## BEGIN Excerpted data

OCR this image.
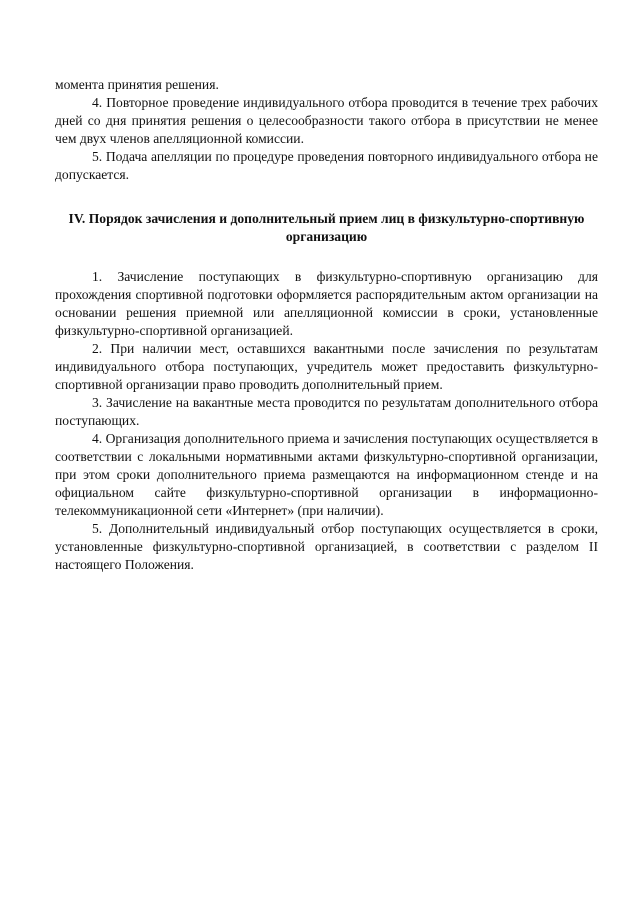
момента принятия решения.

4. Повторное проведение индивидуального отбора проводится в течение трех рабочих дней со дня принятия решения о целесообразности такого отбора в присутствии не менее чем двух членов апелляционной комиссии.

5. Подача апелляции по процедуре проведения повторного индивидуального отбора не допускается.

IV. Порядок зачисления и дополнительный прием лиц в физкультурно-спортивную организацию

1. Зачисление поступающих в физкультурно-спортивную организацию для прохождения спортивной подготовки оформляется распорядительным актом организации на основании решения приемной или апелляционной комиссии в сроки, установленные физкультурно-спортивной организацией.

2. При наличии мест, оставшихся вакантными после зачисления по результатам индивидуального отбора поступающих, учредитель может предоставить физкультурно-спортивной организации право проводить дополнительный прием.

3. Зачисление на вакантные места проводится по результатам дополнительного отбора поступающих.

4. Организация дополнительного приема и зачисления поступающих осуществляется в соответствии с локальными нормативными актами физкультурно-спортивной организации, при этом сроки дополнительного приема размещаются на информационном стенде и на официальном сайте физкультурно-спортивной организации в информационно-телекоммуникационной сети «Интернет» (при наличии).

5. Дополнительный индивидуальный отбор поступающих осуществляется в сроки, установленные физкультурно-спортивной организацией, в соответствии с разделом II настоящего Положения.
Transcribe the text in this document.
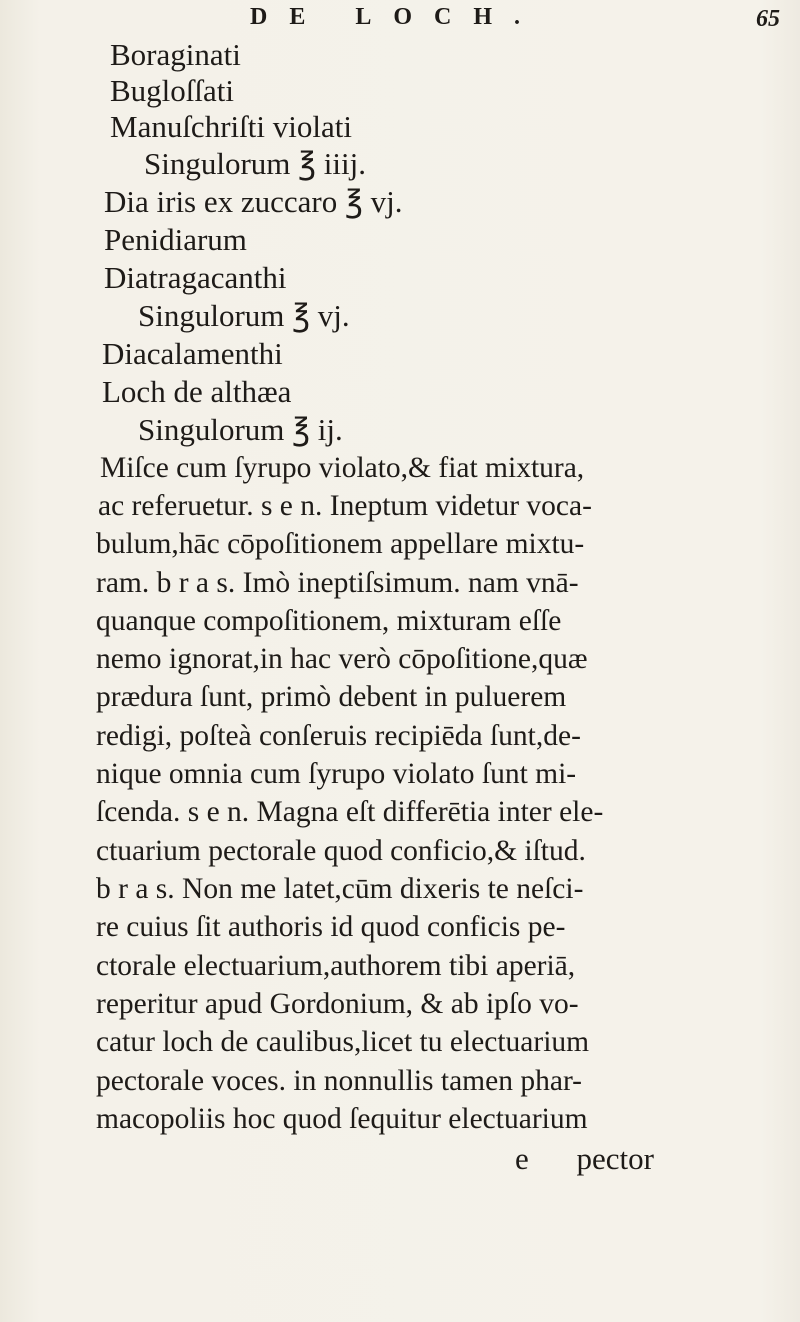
DE LOCH.	65
Boraginati
Bugloſſati
Manuſchriſti violati
Singulorum ℥ iiij.
Dia iris ex zuccaro ℥ vj.
Penidiarum
Diatragacanthi
Singulorum ℥ vj.
Diacalamenthi
Loch de althæa
Singulorum ℥ ij.
Miſce cum ſyrupo violato,& fiat mixtura,
ac referuetur. s e n. Ineptum videtur voca-
bulum,hāc cōpoſitionem appellare mixtu-
ram. b r a s. Imò ineptiſsimum. nam vnā-
quanque compoſitionem, mixturam eſſe
nemo ignorat,in hac verò cōpoſitione,quæ
prædura ſunt, primò debent in puluerem
redigi, poſteà conſeruis recipiēda ſunt,de-
nique omnia cum ſyrupo violato ſunt mi-
ſcenda. s e n. Magna eſt differētia inter ele-
ctuarium pectorale quod conficio,& iſtud.
b r a s. Non me latet,cūm dixeris te neſci-
re cuius ſit authoris id quod conficis pe-
ctorale electuarium,authorem tibi aperiā,
reperitur apud Gordonium, & ab ipſo vo-
catur loch de caulibus,licet tu electuarium
pectorale voces. in nonnullis tamen phar-
macopoliis hoc quod ſequitur electuarium
e pector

## END Excerpted data

• **Exercise goal**:
Reproduce the material above in full, exactly, with no images.

• **Answer to this problem**:
OCR this image.
момента принятия решения.

4. Повторное проведение индивидуального отбора проводится в течение трех рабочих дней со дня принятия решения о целесообразности такого отбора в присутствии не менее чем двух членов апелляционной комиссии.

5. Подача апелляции по процедуре проведения повторного индивидуального отбора не допускается.

IV. Порядок зачисления и дополнительный прием лиц в физкультурно-спортивную организацию

1. Зачисление поступающих в физкультурно-спортивную организацию для прохождения спортивной подготовки оформляется распорядительным актом организации на основании решения приемной или апелляционной комиссии в сроки, установленные физкультурно-спортивной организацией.

2. При наличии мест, оставшихся вакантными после зачисления по результатам индивидуального отбора поступающих, учредитель может предоставить физкультурно-спортивной организации право проводить дополнительный прием.

3. Зачисление на вакантные места проводится по результатам дополнительного отбора поступающих.

4. Организация дополнительного приема и зачисления поступающих осуществляется в соответствии с локальными нормативными актами физкультурно-спортивной организации, при этом сроки дополнительного приема размещаются на информационном стенде и на официальном сайте физкультурно-спортивной организации в информационно-телекоммуникационной сети «Интернет» (при наличии).

5. Дополнительный индивидуальный отбор поступающих осуществляется в сроки, установленные физкультурно-спортивной организацией, в соответствии с разделом II настоящего Положения.
Transcribe the text in this document.
DE LOCH.	65
Boraginati
Bugloſſati
Manuſchriſti violati
Singulorum ℥ iiij.
Dia iris ex zuccaro ℥ vj.
Penidiarum
Diatragacanthi
Singulorum ℥ vj.
Diacalamenthi
Loch de althæa
Singulorum ℥ ij.
Miſce cum ſyrupo violato,& fiat mixtura,
ac referuetur. s e n. Ineptum videtur voca-
bulum,hāc cōpoſitionem appellare mixtu-
ram. b r a s. Imò ineptiſsimum. nam vnā-
quanque compoſitionem, mixturam eſſe
nemo ignorat,in hac verò cōpoſitione,quæ
prædura ſunt, primò debent in puluerem
redigi, poſteà conſeruis recipiēda ſunt,de-
nique omnia cum ſyrupo violato ſunt mi-
ſcenda. s e n. Magna eſt differētia inter ele-
ctuarium pectorale quod conficio,& iſtud.
b r a s. Non me latet,cūm dixeris te neſci-
re cuius ſit authoris id quod conficis pe-
ctorale electuarium,authorem tibi aperiā,
reperitur apud Gordonium, & ab ipſo vo-
catur loch de caulibus,licet tu electuarium
pectorale voces. in nonnullis tamen phar-
macopoliis hoc quod ſequitur electuarium
e pector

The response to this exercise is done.